Through the last line of the entries, please copy every line exactly, starting with the one that contains "Read this page and output its text content.".

—————

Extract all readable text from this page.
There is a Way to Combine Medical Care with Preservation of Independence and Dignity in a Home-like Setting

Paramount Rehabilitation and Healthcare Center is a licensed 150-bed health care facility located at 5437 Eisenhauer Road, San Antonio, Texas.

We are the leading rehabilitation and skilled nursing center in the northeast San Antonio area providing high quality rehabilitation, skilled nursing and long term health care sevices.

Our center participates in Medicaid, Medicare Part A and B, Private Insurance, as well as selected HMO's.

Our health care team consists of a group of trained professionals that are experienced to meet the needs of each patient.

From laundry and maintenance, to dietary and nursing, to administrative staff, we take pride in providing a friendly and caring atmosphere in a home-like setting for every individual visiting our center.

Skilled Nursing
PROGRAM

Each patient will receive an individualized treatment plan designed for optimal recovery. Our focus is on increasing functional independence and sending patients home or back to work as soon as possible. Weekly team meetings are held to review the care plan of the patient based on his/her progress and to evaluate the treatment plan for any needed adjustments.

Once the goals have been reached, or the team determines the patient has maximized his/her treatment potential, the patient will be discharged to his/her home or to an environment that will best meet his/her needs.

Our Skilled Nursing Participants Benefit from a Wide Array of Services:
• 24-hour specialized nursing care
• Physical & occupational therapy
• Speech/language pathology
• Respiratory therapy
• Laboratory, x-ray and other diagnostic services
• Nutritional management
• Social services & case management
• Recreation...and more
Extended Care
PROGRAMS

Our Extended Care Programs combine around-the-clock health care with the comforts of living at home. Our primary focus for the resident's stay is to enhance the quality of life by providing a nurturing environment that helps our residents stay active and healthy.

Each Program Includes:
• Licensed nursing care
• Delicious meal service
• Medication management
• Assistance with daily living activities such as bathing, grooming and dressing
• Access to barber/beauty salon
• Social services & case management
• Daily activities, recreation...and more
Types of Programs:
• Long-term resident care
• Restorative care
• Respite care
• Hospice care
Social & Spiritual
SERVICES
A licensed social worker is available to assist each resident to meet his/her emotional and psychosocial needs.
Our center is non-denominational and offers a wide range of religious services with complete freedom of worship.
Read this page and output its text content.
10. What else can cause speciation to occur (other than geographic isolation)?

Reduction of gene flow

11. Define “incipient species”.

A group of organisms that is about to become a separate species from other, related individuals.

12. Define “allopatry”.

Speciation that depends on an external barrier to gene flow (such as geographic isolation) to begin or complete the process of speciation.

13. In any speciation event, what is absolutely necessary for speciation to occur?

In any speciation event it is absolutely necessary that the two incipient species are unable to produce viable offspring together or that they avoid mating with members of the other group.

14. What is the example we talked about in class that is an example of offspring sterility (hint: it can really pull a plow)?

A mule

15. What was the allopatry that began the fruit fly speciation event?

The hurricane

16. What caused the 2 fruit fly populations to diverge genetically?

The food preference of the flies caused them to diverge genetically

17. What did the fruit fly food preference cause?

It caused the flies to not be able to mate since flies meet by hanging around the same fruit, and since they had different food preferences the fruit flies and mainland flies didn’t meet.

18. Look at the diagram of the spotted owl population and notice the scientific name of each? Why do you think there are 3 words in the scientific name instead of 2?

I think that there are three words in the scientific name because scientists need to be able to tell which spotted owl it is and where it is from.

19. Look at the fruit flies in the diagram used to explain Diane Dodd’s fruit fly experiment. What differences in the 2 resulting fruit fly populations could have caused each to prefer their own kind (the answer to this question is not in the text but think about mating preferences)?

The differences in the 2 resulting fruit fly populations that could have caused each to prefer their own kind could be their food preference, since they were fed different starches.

—————

▸ Exercise result
Read this page and output its text content.
10. What else can cause speciation to occur (other than geographic isolation)?

Reduction of gene flow

11. Define “incipient species”.

A group of organisms that is about to become a separate species from other, related individuals.

12. Define “allopatry”.

Speciation that depends on an external barrier to gene flow (such as geographic isolation) to begin or complete the process of speciation.

13. In any speciation event, what is absolutely necessary for speciation to occur?

In any speciation event it is absolutely necessary that the two incipient species are unable to produce viable offspring together or that they avoid mating with members of the other group.

14. What is the example we talked about in class that is an example of offspring sterility (hint: it can really pull a plow)?

A mule

15. What was the allopatry that began the fruit fly speciation event?

The hurricane

16. What caused the 2 fruit fly populations to diverge genetically?

The food preference of the flies caused them to diverge genetically

17. What did the fruit fly food preference cause?

It caused the flies to not be able to mate since flies meet by hanging around the same fruit, and since they had different food preferences the fruit flies and mainland flies didn’t meet.

18. Look at the diagram of the spotted owl population and notice the scientific name of each? Why do you think there are 3 words in the scientific name instead of 2?

I think that there are three words in the scientific name because scientists need to be able to tell which spotted owl it is and where it is from.

19. Look at the fruit flies in the diagram used to explain Diane Dodd’s fruit fly experiment. What differences in the 2 resulting fruit fly populations could have caused each to prefer their own kind (the answer to this question is not in the text but think about mating preferences)?

The differences in the 2 resulting fruit fly populations that could have caused each to prefer their own kind could be their food preference, since they were fed different starches.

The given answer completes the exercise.